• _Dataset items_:
------------------------------
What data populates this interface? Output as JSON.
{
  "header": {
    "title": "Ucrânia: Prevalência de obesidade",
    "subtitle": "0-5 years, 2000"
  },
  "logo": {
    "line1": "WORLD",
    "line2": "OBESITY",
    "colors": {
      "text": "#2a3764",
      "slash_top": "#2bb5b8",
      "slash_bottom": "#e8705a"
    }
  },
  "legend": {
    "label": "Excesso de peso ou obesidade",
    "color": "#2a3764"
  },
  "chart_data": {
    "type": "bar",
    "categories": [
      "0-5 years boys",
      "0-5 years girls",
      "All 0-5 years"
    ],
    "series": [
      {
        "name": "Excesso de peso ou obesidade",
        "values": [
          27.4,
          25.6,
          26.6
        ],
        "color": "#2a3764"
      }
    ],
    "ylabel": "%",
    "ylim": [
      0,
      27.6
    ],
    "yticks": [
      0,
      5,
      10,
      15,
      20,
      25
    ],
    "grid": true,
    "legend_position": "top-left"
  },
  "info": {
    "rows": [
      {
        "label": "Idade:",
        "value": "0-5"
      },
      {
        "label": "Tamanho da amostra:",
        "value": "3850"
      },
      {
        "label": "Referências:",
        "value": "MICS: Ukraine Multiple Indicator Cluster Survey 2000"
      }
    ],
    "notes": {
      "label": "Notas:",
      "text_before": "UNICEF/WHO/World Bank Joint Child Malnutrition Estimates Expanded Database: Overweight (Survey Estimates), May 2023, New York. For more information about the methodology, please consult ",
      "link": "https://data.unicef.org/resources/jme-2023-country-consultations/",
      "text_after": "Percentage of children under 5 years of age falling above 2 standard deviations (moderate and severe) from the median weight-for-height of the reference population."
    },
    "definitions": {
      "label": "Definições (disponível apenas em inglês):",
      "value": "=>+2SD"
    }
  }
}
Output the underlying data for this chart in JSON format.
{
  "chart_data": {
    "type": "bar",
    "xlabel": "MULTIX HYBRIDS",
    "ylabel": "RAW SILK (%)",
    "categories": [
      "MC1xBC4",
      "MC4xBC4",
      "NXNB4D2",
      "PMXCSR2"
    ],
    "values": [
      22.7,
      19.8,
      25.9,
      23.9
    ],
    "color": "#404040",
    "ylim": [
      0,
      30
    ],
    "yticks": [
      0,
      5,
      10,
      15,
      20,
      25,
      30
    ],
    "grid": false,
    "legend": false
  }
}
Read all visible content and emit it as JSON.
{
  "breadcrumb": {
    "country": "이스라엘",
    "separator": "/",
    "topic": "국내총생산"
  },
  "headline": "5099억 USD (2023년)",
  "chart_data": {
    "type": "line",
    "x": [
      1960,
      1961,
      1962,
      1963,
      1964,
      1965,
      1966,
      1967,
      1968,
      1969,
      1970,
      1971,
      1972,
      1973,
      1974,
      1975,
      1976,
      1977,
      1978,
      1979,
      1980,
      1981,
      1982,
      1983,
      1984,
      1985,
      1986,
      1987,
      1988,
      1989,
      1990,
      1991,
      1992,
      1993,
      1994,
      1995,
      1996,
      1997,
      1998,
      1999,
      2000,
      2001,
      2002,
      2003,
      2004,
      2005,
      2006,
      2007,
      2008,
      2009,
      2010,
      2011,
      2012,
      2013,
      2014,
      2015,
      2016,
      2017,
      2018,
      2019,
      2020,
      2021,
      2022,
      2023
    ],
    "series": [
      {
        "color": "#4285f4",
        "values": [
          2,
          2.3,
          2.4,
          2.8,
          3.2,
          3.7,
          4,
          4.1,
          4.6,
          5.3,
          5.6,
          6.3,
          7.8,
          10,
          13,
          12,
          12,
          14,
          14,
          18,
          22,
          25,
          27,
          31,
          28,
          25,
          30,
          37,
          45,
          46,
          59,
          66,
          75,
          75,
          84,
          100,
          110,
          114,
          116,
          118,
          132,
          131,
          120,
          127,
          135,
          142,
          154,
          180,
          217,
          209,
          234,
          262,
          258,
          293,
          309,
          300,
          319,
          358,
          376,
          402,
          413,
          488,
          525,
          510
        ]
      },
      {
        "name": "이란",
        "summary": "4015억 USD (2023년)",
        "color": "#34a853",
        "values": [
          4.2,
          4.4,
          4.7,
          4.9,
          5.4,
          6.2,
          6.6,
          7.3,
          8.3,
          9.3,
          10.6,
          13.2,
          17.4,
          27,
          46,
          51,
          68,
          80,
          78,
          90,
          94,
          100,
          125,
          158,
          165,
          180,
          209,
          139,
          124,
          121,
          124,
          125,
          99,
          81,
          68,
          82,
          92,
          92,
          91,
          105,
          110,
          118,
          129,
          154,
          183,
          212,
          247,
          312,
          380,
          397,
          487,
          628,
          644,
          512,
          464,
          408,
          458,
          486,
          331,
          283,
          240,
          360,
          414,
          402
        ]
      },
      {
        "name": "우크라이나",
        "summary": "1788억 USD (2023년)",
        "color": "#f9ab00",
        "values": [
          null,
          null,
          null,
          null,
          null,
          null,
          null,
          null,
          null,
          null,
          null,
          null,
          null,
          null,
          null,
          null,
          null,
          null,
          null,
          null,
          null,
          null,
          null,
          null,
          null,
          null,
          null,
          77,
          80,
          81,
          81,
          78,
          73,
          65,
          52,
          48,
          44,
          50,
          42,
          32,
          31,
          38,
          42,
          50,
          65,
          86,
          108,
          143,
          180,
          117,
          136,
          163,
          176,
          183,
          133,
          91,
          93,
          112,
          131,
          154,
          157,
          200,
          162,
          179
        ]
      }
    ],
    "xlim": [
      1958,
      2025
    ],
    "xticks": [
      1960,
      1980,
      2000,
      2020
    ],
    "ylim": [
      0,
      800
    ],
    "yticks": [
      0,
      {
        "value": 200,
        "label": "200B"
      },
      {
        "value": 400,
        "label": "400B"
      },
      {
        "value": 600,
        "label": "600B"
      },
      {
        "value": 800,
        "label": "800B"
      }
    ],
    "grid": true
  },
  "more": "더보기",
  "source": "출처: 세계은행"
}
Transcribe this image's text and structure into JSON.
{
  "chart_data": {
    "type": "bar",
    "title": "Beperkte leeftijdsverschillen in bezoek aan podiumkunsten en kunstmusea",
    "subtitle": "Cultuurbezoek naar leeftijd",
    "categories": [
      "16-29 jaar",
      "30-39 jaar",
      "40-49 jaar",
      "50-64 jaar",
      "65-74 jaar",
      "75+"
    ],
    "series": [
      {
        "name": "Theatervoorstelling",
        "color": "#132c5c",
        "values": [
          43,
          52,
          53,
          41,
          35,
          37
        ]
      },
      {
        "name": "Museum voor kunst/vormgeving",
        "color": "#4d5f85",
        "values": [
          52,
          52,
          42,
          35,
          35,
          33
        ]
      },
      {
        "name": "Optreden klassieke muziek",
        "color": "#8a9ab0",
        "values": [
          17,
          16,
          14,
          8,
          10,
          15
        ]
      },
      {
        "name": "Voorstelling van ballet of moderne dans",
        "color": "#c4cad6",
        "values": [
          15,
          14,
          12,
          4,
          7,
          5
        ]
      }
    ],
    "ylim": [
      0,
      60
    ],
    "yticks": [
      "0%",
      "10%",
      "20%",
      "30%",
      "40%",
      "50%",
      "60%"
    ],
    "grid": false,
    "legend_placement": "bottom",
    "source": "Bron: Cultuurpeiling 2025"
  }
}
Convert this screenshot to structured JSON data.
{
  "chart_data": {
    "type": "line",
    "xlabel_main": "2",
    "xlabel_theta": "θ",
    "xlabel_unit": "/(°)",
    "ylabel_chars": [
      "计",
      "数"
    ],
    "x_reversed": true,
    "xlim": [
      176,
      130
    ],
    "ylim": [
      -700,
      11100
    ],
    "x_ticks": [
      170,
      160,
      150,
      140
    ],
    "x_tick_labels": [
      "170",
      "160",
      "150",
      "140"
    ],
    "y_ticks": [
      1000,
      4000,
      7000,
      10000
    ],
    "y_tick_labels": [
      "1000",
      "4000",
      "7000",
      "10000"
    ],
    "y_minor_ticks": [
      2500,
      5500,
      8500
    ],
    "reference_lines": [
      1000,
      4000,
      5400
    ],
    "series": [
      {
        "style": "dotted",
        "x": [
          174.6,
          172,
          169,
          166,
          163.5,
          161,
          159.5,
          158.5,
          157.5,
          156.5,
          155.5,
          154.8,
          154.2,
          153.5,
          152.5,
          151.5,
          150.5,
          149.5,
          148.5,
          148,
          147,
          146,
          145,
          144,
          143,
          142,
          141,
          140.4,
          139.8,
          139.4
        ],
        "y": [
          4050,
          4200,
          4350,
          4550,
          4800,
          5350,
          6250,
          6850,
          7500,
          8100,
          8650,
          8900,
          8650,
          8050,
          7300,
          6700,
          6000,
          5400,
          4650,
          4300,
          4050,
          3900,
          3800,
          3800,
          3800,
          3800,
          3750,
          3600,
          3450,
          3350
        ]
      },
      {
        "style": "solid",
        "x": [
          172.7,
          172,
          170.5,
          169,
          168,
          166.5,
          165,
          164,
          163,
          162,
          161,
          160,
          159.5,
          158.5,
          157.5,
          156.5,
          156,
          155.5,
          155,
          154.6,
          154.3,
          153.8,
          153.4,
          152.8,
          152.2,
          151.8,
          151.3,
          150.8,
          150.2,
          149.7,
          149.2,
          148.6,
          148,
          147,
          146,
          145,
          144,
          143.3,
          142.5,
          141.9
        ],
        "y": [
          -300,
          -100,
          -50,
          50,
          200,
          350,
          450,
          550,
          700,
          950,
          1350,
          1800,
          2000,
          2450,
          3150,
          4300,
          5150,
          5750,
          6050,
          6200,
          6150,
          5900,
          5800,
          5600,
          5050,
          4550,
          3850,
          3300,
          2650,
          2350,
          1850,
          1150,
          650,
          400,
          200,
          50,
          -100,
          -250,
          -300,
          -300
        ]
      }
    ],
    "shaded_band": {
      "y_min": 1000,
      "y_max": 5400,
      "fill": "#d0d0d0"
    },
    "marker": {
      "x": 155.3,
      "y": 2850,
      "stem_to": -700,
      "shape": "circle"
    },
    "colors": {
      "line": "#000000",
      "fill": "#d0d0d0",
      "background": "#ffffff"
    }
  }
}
------------------------------
• _What to do_: From the listing above, copy every line that holds the string "Excesso".

• _Worked answer_:
    "label": "Excesso de peso ou obesidade",
        "name": "Excesso de peso ou obesidade",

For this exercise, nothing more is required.